Copy every line of the data that includes the string "hands".
++++++++++
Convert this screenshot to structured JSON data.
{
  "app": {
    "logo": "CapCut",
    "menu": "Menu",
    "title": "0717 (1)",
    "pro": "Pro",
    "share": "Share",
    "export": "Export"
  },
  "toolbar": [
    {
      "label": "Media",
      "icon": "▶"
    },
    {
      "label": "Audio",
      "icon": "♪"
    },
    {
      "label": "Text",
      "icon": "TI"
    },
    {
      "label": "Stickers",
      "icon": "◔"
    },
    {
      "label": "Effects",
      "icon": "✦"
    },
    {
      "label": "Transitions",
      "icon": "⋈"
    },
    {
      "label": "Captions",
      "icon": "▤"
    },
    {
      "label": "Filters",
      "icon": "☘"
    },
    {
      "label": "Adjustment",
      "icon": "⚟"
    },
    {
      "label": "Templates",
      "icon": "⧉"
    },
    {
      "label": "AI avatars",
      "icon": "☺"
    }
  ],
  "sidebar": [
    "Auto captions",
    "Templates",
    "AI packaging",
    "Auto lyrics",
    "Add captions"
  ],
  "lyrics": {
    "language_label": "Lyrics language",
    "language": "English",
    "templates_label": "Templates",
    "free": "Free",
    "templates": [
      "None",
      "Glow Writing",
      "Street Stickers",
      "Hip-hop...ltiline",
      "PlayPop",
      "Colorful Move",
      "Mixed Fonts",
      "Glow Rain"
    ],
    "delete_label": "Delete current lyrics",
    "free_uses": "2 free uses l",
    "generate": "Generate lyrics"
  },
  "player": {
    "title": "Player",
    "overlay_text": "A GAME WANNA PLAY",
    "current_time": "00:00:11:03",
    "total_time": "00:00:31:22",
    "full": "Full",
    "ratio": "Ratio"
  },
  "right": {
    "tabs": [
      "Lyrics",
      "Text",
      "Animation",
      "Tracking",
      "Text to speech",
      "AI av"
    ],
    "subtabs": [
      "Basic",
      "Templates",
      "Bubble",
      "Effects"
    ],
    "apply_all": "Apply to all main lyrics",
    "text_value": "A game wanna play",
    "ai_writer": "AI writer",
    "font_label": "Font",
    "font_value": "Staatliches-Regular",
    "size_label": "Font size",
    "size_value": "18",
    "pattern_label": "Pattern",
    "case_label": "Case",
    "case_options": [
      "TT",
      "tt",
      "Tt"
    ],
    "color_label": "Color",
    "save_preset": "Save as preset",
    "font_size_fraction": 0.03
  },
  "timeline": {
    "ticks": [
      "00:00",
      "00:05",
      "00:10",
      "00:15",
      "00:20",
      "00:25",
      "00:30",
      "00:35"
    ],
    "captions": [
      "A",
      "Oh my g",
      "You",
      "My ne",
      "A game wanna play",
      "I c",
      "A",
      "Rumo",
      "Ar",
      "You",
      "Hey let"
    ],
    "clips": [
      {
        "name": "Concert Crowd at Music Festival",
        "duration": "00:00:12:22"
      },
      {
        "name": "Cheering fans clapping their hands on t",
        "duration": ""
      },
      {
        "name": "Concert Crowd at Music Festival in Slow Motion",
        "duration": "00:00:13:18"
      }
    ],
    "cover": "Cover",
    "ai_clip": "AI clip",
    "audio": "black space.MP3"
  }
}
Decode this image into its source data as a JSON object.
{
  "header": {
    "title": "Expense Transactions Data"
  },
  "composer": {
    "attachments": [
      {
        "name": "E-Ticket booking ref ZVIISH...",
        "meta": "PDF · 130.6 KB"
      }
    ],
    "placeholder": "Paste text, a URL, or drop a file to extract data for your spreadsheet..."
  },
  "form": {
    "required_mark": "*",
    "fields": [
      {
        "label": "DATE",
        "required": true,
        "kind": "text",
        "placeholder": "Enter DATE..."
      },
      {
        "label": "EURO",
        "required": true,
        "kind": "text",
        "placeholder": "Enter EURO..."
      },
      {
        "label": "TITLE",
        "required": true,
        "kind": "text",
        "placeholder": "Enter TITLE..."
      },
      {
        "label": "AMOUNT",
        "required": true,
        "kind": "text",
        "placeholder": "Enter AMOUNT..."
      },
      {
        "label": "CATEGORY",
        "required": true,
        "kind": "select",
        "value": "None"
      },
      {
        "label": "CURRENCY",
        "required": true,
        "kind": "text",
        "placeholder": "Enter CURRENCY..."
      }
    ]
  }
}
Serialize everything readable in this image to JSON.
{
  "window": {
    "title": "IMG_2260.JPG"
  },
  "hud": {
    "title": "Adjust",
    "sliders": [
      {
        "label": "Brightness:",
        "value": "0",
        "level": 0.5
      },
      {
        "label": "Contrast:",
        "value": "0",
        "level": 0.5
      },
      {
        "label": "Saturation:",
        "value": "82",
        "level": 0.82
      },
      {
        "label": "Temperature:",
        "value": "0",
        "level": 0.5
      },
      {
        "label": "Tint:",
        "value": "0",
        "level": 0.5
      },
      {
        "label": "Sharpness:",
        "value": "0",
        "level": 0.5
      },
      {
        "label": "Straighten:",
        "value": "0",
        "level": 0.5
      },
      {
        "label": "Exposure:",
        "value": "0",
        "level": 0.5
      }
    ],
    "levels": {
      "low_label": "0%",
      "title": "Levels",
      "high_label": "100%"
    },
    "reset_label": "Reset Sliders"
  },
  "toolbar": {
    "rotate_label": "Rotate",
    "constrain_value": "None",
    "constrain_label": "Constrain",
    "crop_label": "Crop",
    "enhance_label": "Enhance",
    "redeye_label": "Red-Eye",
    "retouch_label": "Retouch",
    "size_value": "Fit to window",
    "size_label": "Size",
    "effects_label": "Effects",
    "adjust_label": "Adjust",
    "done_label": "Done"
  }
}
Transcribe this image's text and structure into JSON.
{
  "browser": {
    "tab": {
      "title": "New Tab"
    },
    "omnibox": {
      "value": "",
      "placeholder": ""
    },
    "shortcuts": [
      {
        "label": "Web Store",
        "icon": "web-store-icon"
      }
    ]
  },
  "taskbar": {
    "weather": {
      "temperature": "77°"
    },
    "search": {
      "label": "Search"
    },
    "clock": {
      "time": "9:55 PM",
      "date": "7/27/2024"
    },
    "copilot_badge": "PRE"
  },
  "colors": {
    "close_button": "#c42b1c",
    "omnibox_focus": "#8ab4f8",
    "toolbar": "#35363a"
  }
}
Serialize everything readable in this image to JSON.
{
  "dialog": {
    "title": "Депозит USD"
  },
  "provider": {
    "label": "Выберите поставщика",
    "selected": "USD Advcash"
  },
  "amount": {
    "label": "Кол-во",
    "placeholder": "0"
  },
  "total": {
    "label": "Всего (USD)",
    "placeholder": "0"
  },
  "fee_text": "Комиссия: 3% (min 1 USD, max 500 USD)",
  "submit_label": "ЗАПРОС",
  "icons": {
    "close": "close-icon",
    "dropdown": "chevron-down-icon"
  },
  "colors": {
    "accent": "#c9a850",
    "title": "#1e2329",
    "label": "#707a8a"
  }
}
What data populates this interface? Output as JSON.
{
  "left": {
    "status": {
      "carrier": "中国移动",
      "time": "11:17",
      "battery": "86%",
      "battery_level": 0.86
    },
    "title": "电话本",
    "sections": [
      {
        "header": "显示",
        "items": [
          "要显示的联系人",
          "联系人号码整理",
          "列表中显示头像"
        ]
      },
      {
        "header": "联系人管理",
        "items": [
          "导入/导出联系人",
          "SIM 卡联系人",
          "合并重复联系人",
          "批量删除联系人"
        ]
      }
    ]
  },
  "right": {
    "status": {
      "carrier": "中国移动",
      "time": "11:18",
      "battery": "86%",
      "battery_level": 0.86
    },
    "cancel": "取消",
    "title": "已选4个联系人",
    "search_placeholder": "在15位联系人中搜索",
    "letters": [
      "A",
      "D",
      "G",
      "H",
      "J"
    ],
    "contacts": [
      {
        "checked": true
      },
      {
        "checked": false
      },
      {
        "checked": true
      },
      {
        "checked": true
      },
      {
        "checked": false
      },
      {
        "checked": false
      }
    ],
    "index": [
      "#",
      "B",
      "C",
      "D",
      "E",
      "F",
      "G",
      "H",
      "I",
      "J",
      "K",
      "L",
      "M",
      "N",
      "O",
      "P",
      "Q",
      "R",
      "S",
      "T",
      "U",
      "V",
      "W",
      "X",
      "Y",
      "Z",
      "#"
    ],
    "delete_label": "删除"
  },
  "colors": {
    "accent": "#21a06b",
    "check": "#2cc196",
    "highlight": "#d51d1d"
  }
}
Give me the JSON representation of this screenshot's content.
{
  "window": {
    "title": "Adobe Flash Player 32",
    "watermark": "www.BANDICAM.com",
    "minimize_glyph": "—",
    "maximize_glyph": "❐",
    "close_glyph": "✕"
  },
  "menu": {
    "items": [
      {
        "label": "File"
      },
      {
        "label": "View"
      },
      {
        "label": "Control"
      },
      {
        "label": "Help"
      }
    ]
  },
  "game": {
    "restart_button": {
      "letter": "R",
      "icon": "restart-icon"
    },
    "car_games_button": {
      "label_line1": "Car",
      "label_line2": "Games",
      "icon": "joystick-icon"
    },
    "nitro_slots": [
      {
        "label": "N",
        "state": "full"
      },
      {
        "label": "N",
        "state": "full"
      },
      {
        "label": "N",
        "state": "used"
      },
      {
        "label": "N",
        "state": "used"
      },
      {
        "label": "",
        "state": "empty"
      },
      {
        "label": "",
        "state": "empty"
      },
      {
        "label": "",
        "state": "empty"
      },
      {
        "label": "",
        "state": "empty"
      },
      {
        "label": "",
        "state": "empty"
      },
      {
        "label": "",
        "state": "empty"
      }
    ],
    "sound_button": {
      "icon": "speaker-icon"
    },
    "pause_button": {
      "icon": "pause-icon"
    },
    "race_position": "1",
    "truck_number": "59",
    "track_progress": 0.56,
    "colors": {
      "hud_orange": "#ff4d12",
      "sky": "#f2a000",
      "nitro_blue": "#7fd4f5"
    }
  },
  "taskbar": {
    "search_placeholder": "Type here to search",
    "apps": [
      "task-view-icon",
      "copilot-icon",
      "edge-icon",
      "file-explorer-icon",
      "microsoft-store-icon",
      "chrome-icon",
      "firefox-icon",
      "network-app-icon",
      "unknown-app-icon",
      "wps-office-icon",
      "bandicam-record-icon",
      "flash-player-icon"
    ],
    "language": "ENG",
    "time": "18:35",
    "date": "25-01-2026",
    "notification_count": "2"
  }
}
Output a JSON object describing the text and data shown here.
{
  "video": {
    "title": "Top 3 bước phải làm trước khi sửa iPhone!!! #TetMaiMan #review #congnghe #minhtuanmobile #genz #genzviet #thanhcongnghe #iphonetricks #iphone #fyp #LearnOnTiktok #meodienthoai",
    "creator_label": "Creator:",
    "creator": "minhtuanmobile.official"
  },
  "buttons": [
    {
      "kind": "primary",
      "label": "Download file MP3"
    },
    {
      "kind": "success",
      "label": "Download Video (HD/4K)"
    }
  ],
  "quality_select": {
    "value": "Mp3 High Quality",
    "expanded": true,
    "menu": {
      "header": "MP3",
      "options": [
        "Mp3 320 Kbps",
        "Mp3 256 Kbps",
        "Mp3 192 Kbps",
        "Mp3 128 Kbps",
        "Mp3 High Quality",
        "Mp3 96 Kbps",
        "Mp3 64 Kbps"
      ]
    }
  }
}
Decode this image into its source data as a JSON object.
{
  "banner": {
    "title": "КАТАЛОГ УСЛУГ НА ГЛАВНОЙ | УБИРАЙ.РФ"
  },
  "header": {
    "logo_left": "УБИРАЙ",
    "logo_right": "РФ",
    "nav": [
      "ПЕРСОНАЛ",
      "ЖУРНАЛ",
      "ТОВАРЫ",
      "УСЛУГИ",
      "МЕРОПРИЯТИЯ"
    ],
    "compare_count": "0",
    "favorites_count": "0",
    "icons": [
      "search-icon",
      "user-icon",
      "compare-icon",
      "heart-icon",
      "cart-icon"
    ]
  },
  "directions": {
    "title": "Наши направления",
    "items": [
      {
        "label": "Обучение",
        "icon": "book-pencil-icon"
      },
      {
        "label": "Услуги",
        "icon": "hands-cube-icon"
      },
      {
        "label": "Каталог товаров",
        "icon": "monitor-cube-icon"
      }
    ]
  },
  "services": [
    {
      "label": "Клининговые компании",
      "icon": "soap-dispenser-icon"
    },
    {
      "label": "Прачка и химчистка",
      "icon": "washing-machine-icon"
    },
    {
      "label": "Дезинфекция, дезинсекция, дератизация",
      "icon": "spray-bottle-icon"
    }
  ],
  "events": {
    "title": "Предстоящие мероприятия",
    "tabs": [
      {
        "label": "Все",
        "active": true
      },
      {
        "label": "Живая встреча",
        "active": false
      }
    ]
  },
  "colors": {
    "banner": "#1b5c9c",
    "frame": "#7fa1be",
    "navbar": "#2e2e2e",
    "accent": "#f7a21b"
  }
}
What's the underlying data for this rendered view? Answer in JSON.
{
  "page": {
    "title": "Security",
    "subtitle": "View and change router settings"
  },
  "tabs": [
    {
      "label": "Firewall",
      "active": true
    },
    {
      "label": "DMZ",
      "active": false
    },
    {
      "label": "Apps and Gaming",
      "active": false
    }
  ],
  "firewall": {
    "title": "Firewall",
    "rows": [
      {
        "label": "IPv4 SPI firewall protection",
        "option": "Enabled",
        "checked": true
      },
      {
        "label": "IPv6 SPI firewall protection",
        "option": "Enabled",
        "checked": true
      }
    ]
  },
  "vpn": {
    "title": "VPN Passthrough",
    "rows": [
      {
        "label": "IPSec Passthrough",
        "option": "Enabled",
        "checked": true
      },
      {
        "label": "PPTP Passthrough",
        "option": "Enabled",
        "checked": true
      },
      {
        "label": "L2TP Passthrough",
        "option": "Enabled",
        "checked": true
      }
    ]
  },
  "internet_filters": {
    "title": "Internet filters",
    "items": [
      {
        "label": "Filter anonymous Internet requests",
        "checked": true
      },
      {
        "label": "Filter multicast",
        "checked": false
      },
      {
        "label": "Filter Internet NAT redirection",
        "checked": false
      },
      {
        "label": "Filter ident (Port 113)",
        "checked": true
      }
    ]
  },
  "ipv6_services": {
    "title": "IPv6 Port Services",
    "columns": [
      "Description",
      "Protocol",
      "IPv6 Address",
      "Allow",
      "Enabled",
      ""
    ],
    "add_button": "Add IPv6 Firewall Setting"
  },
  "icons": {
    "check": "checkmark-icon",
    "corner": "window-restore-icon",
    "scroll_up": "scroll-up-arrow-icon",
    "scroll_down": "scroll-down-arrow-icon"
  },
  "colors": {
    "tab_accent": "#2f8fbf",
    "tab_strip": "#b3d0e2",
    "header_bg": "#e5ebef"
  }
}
++++++++++
» THE OUTPUT:
        "name": "Cheering fans clapping their hands on t",
        "icon": "hands-cube-icon"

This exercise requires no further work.